Exercise description
Please translate this sentence from the case summary below into Spanish: "He alleges accountant Hans Ravesteijn prepared and submitted false W-2s to the IRS and state authorities reporting substantial tip income Jones never received, producing tax liabilities Jones paid through a multi-year plan."

Quoted text

┄┄┄┄┄┄┄┄┄┄┄┄┄┄┄┄┄┄┄┄

Jones v. Changsila
271 F. Supp. 3d 9
| D.D.C. | 2017Background
- Plaintiff Alsis Jones, a former employee at two Sala Thai restaurants (D.C. and Maryland), alleges he worked 70–80 hours/week from 2006–2008 but was paid a biweekly salary (~$1,500) and denied overtime.
- Jones claims he was mislabeled a "manager" though he performed nonexempt work (cook, busboy, waiter, cashier) and lacked authority to hire/fire; employers kept no time records.
- He alleges accountant Hans Ravesteijn prepared and submitted false W-2s to the IRS and state authorities reporting substantial tip income Jones never received, producing tax liabilities Jones paid through a multi-year plan.
- Defendants named: restaurant entities (Green T Group II, Ja-Roen-D), owner Pramote Changsila, and accountant Ravesteijn; Jones also alleges Green T Group II is successor to original Green T Group.
- Jones asserts an FLSA overtime claim (collective action) and six common-law claims (fraud, constructive fraud, fraudulent concealment, aiding-and-abetting, accounting, unjust enrichment) stemming from the payroll/tax reporting; defendants moved to dismiss.
- Court accepts complaint allegations as true for Rule 12(b)(6) purposes and rules: partial grant/partial denial of defendants’ motion to dismiss.

┄┄┄┄┄┄┄┄┄┄┄┄┄┄┄┄┄┄┄┄

Provided data
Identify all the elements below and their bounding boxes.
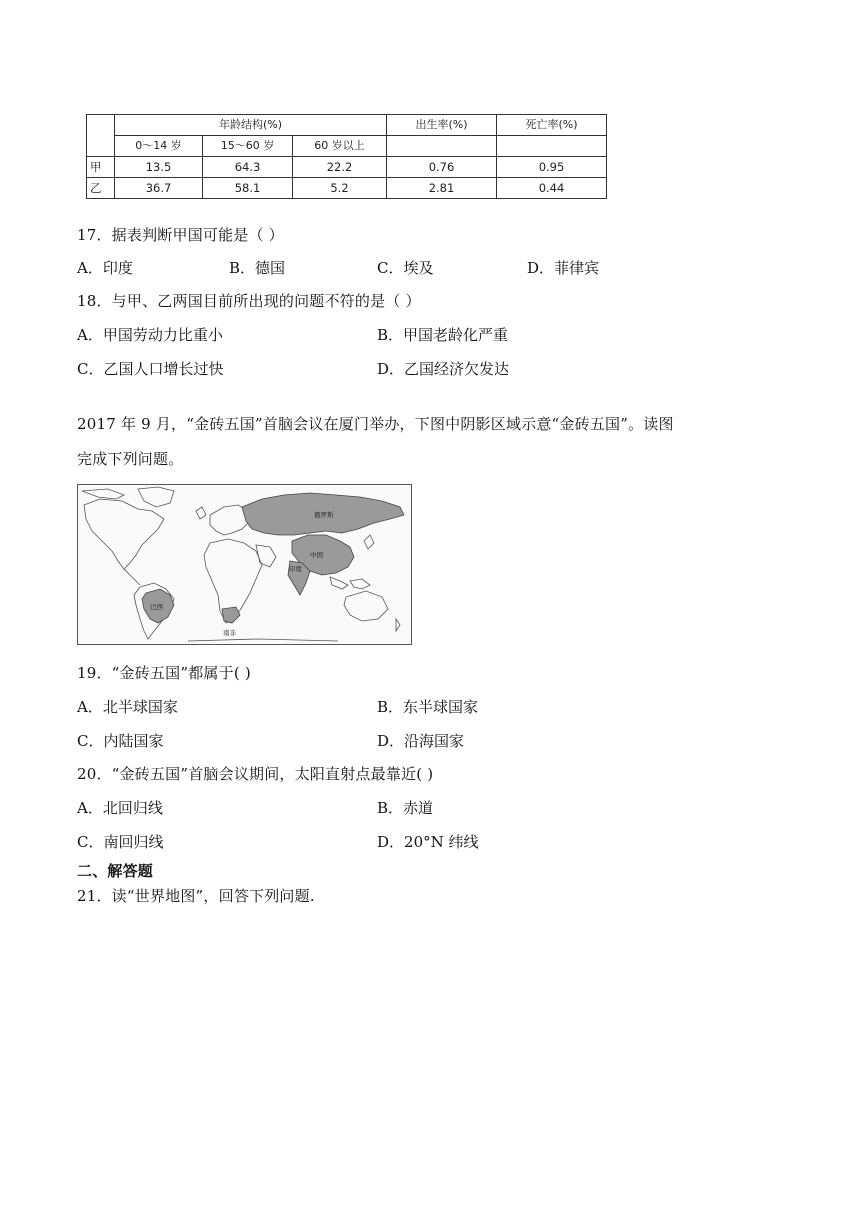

┄┄┄┄┄┄┄┄┄┄┄┄┄┄┄┄┄┄┄┄

Task response
Alega que el contador Hans Ravesteijn preparó y presentó formularios W-2 falsos ante el IRS y las autoridades estatales en los que se declaraban ingresos sustanciales por propinas que Jones nunca recibió, lo que generó obligaciones tributarias que Jones pagó mediante un plan de varios años.